Stephen Scott: New Music for Bowed Piano
Stephen Scott is truly one of our current iconoclastic composers. Though his career has culminated to center around bowed piano works, Scott has a background in recorder, saxophone, and clarinet. He studied composition at Brown and the University of Oregon, and has done quite a bit of musical study in Africa. Many of his works are African influenced, and though the album discussed in this entry does not seem to be, it is. Scott met Steve Reich, one of the prepared piano kings, in 1970 while studying music in Ghana.
“New Music for Bowed Piano” is a culmination of ambient and meditative works for, of course, bowed piano. “Rainbows I”, with its rhythmic and melodic intensity, is definitely the selection with the highest verve-factor, but each of the six pieces has their own unique texture and ambience. The other pieces on the album tend to be less melodic and more based around an ambient, pulsating chordal texture. There is not a complete lack of rhythmic interest-- it is just more dispersed than the demeanor portrayed in “Rainbows I”.

Exercise instructions:
1. Answer these questions using the Stephen Scott article, one line each:
(a) At which schools did Scott study composition?
(b) In what year and in which country did Scott meet Steve Reich?
(c) How many pieces are on "New Music for Bowed Piano"?
2. List every instrument that the Stephen Scott article names as part of Scott's background.
3. Carry on the Stephen Scott article from its final sentence.

Extracted data:
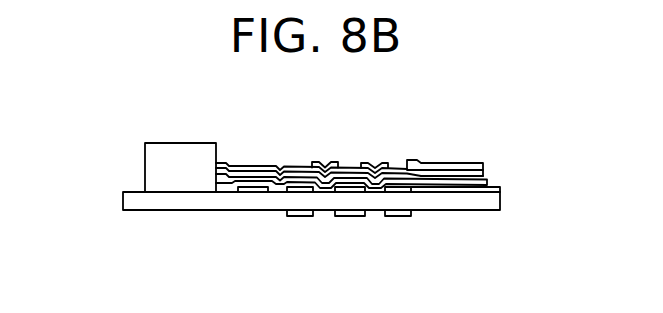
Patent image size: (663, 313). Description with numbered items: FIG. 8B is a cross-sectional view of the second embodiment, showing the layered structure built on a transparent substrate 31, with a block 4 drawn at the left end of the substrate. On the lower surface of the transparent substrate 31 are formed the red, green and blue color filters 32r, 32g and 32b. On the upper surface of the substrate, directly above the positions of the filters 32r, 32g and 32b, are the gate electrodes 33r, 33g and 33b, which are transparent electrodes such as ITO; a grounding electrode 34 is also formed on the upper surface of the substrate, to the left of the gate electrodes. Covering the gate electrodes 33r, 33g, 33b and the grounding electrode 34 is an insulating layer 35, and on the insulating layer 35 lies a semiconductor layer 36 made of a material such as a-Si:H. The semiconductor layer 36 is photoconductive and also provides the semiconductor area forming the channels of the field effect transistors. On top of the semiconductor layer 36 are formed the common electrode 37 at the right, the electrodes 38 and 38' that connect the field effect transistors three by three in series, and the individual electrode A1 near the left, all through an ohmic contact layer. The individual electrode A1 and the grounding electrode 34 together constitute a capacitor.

The light source / lamp block 4 is at (158, 156).
The transparent substrate 31 is at (500, 200).
The blue color filter 32b is at (298, 216).
The green color filter 32g is at (346, 216).
The red color filter 32r is at (398, 216).
The gate electrode 33b is at (314, 194).
The gate electrode 33g is at (352, 194).
The gate electrode 33r is at (414, 194).
The grounding electrode 34 is at (252, 194).
The insulating layer 35 is at (488, 184).
The semiconductor layer 36 is at (485, 175).
The common electrode 37 is at (450, 161).
The electrode 38 is at (375, 134).
The electrode 38' is at (325, 134).
The individual electrode A1 is at (253, 165).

Task-by-task outputs:
1.
(a) Brown and the University of Oregon
(b) 1970, in Ghana
(c) Six

2. Recorder, saxophone, clarinet

3.
Since Scott composes for bowed piano, he also creates bows, bowing techniques, and choreography for the performances of his pieces. In “New Music for Bowed Piano” Scott's musicians used popsicle sticks with rosined horsehair attached to them. The rhythmic passages of the piece are based around a staccato style, so Scott trained his musicians to play the music with abbreviated wrist flicks. In order to perform each one of Stephen Scott’s pieces, the musicians must use a strict pattern of choreography in order to avoid becoming tangled in one another while in concert.
When all is said and done, the vast amount of work that must go in to making a bowed piano performance possible is truly worth it. You’ll never see anything else like it.
1 Comments:
I wanna hear it now!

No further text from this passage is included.